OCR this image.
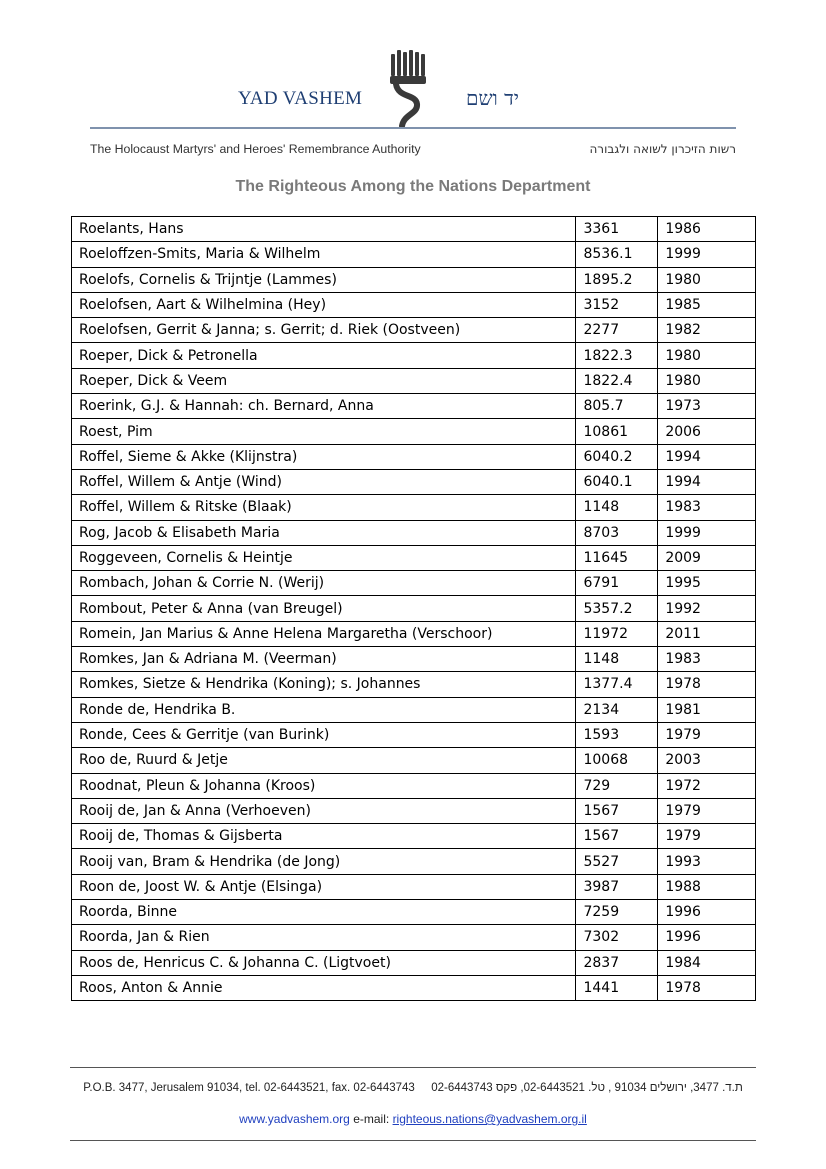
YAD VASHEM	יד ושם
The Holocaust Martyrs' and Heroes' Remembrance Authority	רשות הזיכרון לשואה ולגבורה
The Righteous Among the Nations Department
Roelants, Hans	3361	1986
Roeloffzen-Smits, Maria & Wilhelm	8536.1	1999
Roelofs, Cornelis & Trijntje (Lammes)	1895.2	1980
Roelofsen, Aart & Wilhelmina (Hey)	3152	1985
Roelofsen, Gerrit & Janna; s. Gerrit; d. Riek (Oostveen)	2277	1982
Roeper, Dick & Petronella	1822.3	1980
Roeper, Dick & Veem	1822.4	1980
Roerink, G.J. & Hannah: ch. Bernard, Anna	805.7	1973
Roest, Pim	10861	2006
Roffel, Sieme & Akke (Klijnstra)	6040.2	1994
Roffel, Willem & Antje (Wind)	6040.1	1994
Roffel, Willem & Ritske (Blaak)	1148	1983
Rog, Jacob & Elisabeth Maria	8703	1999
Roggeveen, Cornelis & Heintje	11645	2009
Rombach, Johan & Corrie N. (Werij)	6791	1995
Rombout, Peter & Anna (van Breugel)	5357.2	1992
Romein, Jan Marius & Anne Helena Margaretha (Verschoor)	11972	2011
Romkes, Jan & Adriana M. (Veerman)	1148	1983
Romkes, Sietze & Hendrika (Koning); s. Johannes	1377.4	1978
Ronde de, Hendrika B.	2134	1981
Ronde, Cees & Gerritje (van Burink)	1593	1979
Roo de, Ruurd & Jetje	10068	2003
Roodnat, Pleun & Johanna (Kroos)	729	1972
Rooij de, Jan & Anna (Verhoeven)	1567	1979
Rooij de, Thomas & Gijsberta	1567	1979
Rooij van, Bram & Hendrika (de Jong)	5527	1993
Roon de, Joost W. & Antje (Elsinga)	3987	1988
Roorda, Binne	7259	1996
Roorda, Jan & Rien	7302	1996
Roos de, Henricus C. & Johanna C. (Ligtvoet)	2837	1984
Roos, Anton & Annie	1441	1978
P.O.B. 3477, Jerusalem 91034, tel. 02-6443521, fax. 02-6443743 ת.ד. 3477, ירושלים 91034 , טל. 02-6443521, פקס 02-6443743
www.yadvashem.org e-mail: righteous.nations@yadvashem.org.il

○ ○ ○ ○

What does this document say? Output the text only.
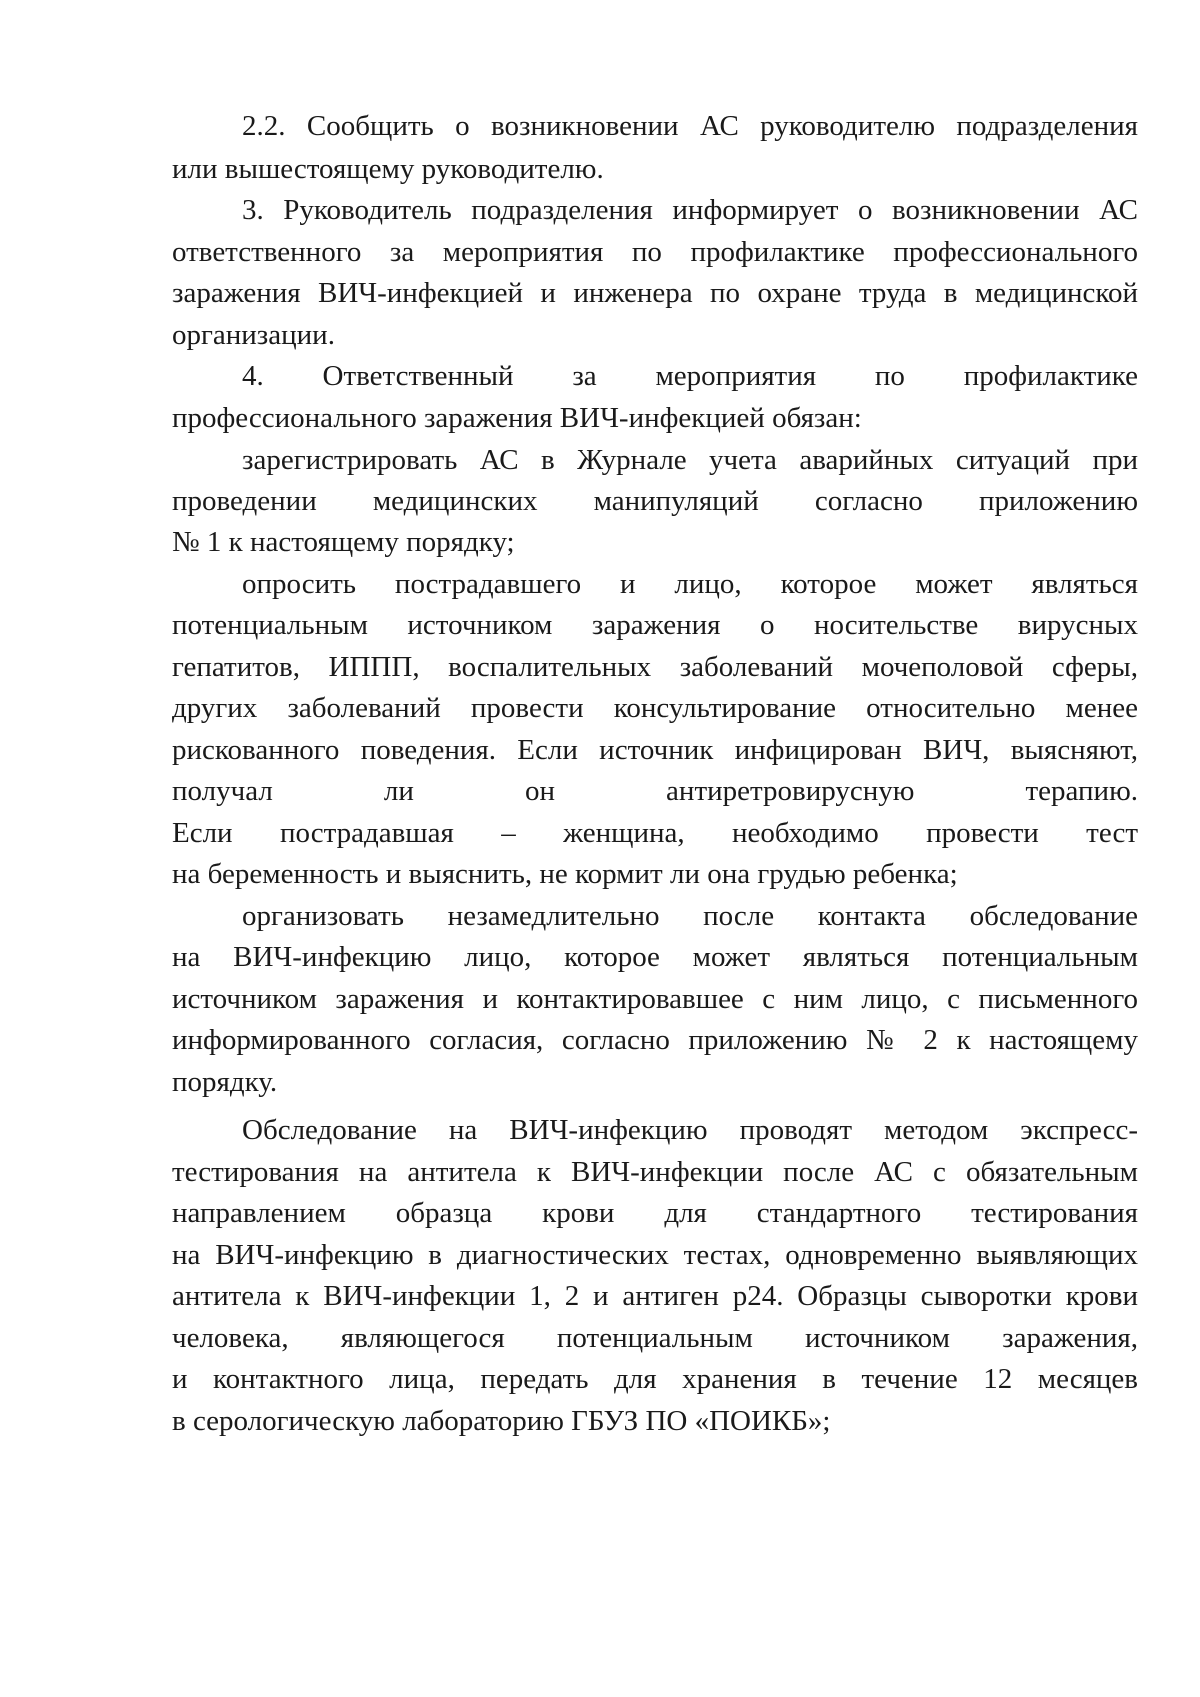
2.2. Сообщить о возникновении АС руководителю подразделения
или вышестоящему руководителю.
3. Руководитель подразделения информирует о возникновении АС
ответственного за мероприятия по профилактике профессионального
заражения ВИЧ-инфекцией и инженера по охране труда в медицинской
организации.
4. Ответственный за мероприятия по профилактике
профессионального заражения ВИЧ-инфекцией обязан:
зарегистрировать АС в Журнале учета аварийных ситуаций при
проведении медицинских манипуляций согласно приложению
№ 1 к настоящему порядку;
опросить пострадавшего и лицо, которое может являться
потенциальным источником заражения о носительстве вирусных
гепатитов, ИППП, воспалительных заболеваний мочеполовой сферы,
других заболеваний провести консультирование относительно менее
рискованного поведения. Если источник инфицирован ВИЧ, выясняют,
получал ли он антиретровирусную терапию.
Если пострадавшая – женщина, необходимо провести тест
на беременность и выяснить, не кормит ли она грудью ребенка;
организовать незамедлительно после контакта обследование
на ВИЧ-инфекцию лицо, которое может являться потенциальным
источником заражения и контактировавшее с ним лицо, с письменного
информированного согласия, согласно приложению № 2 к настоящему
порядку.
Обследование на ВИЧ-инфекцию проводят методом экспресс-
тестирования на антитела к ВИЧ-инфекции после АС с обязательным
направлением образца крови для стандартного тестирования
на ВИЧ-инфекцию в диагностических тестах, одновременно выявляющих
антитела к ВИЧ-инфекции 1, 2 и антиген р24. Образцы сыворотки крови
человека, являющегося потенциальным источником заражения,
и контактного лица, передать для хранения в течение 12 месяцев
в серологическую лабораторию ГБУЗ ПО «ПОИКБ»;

○ ○ ○ ○

** Instructions to follow **
Check each line of the listing above for the string "источником", then report only how many lines have it.

** Response to the exercise **
3